> _GIVEN PASSAGE_:

::::

Antwone Fisher

Director: Denzel Washington
Screenplay: Antwone Fisher
Stars: Derek Luke (Antwone Fisher), Denzel Washington (Jerome Davenport), Joy Bryant (Cheryl), Salli Richardson (Berta), Leonard Earl Howze (Pork Chop), Kente Scott (Kansas City), Kevin Connolly (Slim), Rainoldo Gooding (Grayson), Novella Nelson (Mrs. Tate), Malcolm David Kelley (Antwone Fisher Age 7), Cory Hodges (Antwone Fisher Age 14)
MPAA Rating: PG-13
Year of Release: 2002
Country: USA
Antwone Fisher

Antwone Fisher, which tells the story of a man who survived abuse, neglect, racism, and other horrors, is a generically uplifting movie, filled with the kind of bluntly life-affirming feel-goodness you expect to see on a Sunday-night TV movie. This doesn’t make it bad in any particular way, merely unsurprising. Oscar-winning actor Denzel Washington, in his directorial debut, has crafted a noble, but largely undistinguished work, one that may very well make a lot of people feel warm and fuzzy inside, but is also quickly forgettable.

::::

> _WRITTEN PROBLEM 1_: Echo the Antwone Fisher passage word for word, starting with "Director: Denzel Washington" and going on through "Fisher Age 14)".
> _WRITTEN PROBLEM 2_: According to the Antwone Fisher passage, in what year was the film released?
Rely only on the Antwone Fisher passage.

> _DATA SEGMENT_:

::::

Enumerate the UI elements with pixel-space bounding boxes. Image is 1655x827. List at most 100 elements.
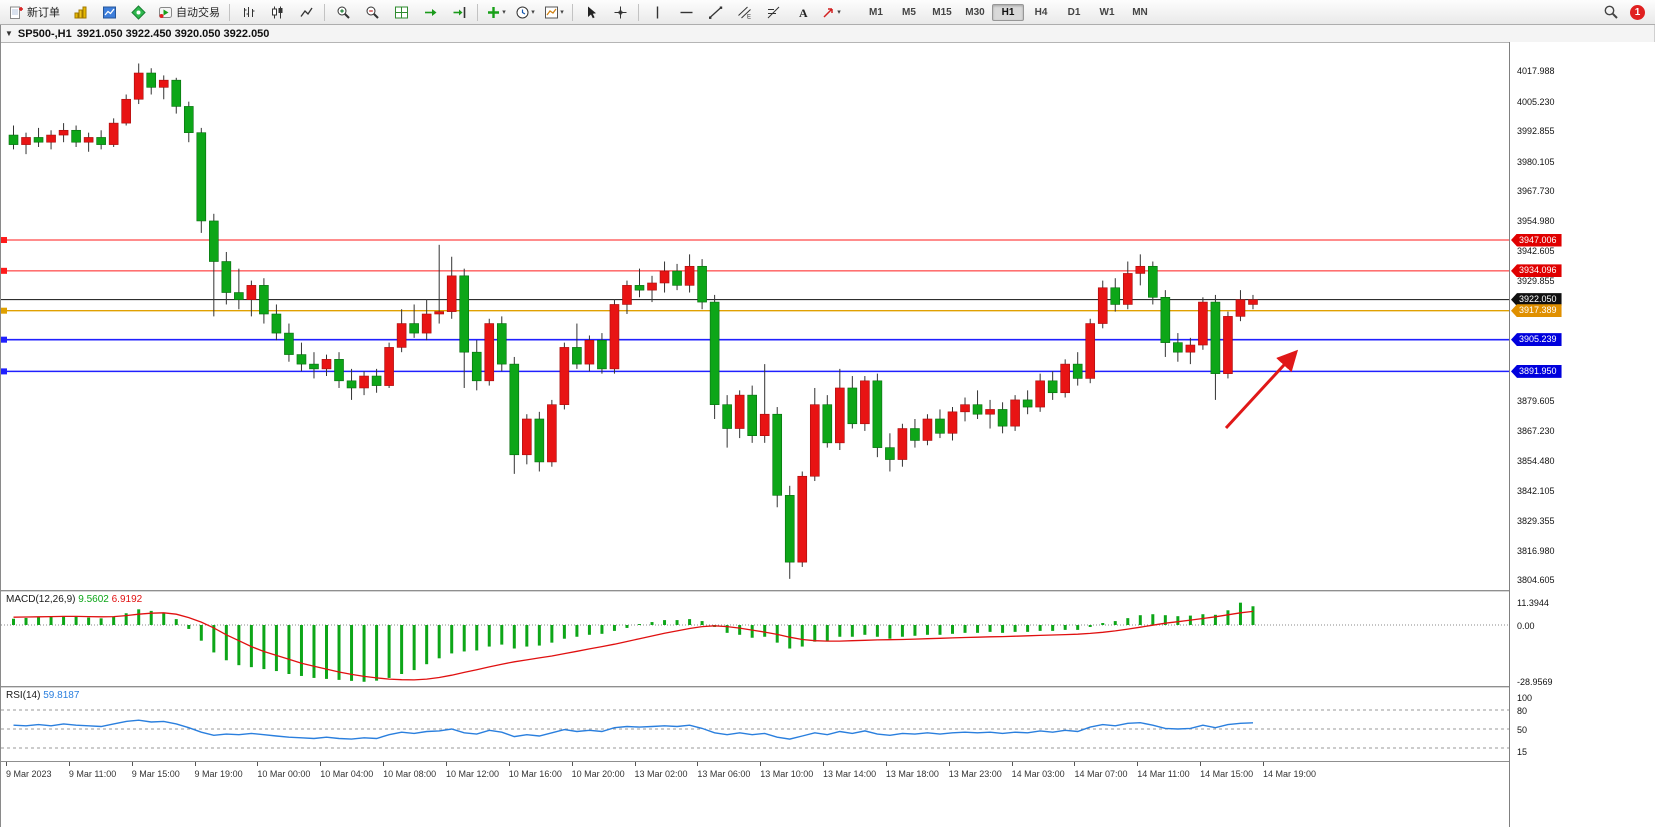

::::

> _FULL ANSWER 1_:
Director: Denzel Washington
Screenplay: Antwone Fisher
Stars: Derek Luke (Antwone Fisher), Denzel Washington (Jerome Davenport), Joy Bryant (Cheryl), Salli Richardson (Berta), Leonard Earl Howze (Pork Chop), Kente Scott (Kansas City), Kevin Connolly (Slim), Rainoldo Gooding (Grayson), Novella Nelson (Mrs. Tate), Malcolm David Kelley (Antwone Fisher Age 7), Cory Hodges (Antwone Fisher Age 14)

> _FULL ANSWER 2_: 2002